## start

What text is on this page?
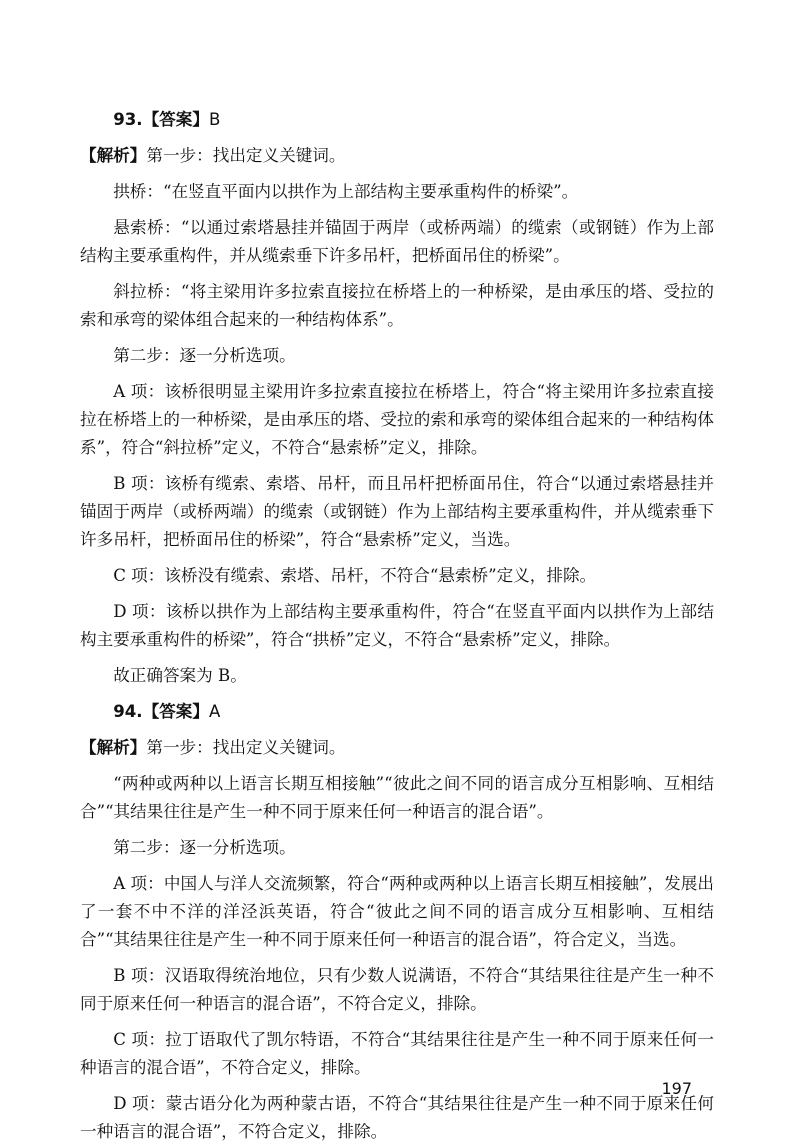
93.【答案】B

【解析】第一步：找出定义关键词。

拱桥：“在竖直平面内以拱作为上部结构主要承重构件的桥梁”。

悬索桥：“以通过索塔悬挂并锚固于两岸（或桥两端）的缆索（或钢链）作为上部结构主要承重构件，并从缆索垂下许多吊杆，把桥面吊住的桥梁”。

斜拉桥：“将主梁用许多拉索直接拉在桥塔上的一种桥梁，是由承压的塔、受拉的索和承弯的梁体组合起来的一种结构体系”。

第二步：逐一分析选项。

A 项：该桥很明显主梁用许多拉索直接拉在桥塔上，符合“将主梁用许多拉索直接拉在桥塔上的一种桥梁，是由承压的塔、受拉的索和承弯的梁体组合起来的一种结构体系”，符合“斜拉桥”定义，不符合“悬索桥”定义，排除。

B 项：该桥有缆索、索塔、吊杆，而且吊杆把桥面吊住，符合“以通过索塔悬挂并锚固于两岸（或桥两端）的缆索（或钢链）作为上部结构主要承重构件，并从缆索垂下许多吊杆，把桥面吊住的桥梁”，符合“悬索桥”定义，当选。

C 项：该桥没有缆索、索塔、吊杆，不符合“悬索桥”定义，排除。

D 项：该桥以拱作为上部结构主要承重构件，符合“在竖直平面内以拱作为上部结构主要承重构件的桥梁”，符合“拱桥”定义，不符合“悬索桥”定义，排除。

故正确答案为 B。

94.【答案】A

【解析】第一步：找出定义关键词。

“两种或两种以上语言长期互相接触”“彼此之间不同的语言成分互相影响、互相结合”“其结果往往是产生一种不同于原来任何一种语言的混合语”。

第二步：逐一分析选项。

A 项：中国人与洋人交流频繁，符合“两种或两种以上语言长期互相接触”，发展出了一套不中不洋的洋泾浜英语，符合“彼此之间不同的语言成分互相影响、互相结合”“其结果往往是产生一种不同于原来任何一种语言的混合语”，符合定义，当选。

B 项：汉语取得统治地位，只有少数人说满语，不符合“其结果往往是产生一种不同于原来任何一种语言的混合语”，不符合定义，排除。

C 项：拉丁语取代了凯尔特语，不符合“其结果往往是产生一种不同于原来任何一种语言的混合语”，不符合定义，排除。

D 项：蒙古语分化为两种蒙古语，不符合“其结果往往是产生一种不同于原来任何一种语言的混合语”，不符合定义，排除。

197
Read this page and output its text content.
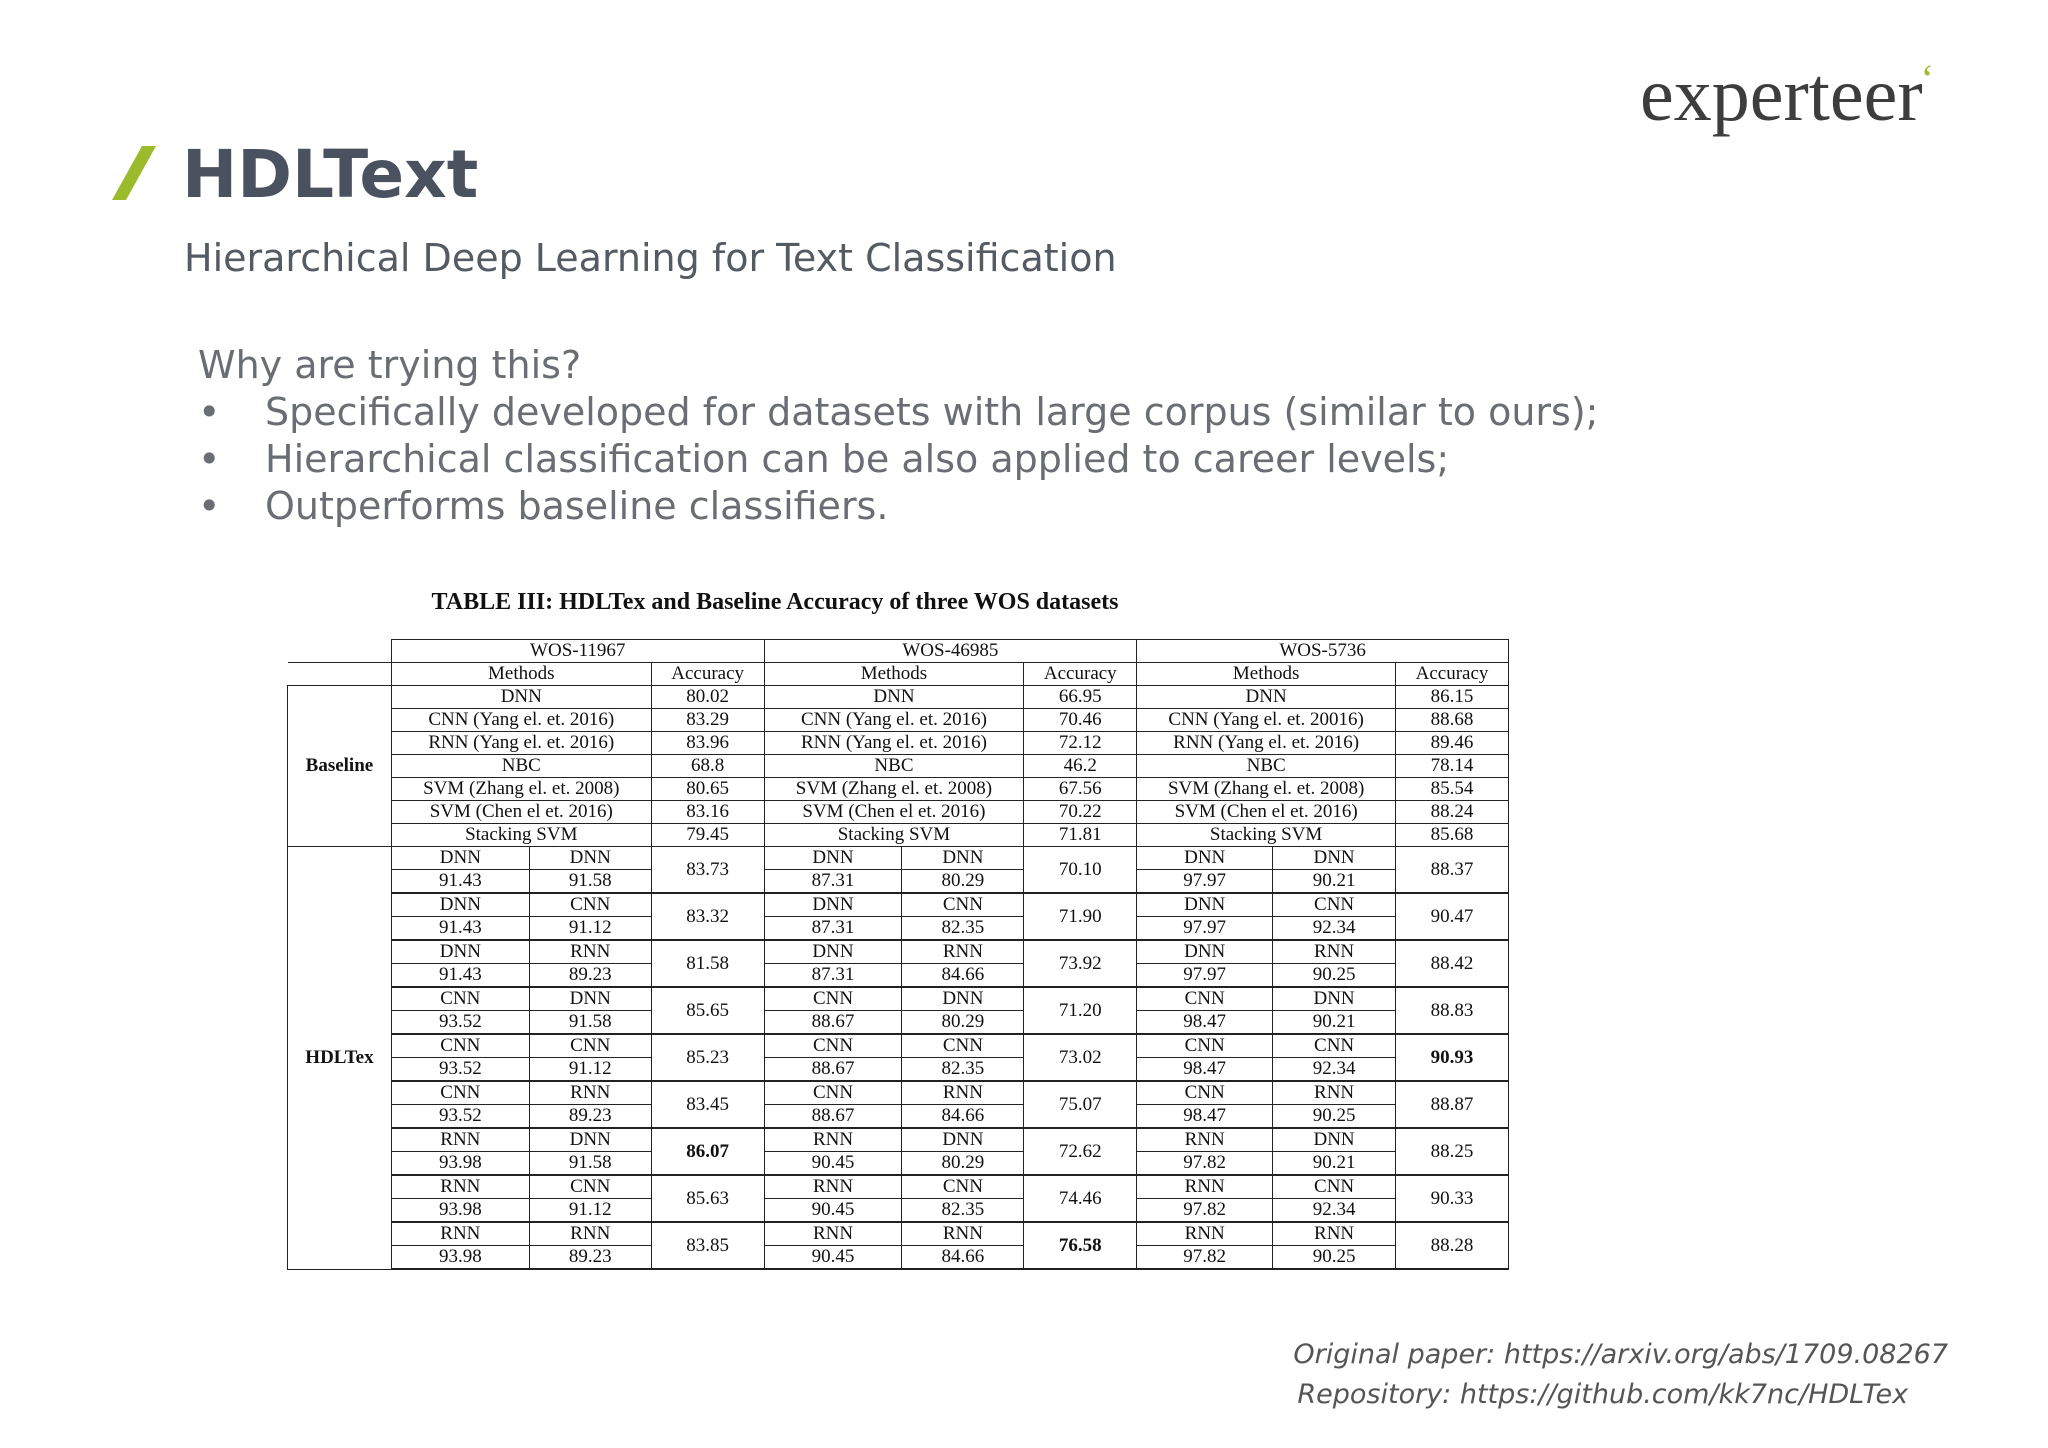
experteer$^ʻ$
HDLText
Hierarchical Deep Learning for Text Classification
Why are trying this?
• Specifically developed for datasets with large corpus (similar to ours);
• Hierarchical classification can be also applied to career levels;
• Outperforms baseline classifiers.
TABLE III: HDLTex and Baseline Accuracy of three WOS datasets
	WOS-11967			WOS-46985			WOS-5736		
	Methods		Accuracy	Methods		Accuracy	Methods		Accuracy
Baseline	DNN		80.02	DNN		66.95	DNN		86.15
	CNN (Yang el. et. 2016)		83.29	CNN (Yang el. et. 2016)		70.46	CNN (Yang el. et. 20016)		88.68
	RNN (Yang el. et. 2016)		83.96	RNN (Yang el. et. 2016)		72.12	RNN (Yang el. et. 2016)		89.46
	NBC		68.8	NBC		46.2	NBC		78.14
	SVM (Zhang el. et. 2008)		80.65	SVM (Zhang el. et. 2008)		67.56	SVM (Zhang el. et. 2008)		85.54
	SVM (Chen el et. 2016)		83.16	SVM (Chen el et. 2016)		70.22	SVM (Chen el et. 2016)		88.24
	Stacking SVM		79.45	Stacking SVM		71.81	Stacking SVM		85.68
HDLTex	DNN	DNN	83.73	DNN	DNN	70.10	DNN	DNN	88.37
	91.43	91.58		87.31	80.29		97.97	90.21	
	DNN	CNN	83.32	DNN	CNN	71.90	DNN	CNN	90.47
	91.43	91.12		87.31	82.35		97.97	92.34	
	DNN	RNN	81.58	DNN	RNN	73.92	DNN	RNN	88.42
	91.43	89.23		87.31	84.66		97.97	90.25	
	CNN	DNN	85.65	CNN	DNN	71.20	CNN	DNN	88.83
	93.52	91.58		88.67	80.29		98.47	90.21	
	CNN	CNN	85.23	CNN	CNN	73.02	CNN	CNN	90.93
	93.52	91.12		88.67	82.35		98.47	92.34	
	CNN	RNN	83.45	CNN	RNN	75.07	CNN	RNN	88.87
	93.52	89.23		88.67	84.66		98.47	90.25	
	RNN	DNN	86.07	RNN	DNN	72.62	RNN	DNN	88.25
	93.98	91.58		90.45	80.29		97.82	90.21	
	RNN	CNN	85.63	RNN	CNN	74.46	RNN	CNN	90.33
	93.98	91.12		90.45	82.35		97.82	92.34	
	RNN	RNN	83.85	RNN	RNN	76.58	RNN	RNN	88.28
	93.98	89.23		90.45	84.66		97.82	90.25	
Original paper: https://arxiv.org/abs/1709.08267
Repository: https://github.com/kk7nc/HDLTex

## end

■ What you will do ■
Pull every line containing "将主梁用许多拉索直接拉在桥塔上的一种桥梁" from the material above.

■ Worked solution ■
斜拉桥：“将主梁用许多拉索直接拉在桥塔上的一种桥梁，是由承压的塔、受拉的索和承弯的梁体组合起来的一种结构体系”。
A 项：该桥很明显主梁用许多拉索直接拉在桥塔上，符合“将主梁用许多拉索直接拉在桥塔上的一种桥梁，是由承压的塔、受拉的索和承弯的梁体组合起来的一种结构体系”，符合“斜拉桥”定义，不符合“悬索桥”定义，排除。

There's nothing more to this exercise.